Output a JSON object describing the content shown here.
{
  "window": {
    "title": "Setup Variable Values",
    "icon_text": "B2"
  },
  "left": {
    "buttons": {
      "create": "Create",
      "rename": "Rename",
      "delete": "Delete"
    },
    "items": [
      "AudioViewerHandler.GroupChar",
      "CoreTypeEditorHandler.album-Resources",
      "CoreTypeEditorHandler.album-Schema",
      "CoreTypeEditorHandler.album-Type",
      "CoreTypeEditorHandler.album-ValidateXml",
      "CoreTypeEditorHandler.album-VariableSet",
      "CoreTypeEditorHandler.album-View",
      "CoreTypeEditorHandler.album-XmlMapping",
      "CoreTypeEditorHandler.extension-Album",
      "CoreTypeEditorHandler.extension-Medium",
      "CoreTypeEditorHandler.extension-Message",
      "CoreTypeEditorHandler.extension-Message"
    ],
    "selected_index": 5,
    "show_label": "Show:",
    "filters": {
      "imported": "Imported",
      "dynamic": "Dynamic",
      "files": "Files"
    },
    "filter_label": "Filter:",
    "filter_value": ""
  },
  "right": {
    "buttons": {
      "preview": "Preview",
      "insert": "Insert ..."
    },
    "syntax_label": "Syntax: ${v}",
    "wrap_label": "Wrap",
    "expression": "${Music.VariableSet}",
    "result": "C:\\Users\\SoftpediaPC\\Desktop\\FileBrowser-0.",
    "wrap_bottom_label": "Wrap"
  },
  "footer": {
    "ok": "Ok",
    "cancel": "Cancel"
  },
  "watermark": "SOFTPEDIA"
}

**WHAT IS BEING ASKED**
Track down all lines above with the string "extension" and copy them.

**SOLUTION TO THE EXERCISE**
      "CoreTypeEditorHandler.extension-Album",
      "CoreTypeEditorHandler.extension-Medium",
      "CoreTypeEditorHandler.extension-Message",
      "CoreTypeEditorHandler.extension-Message"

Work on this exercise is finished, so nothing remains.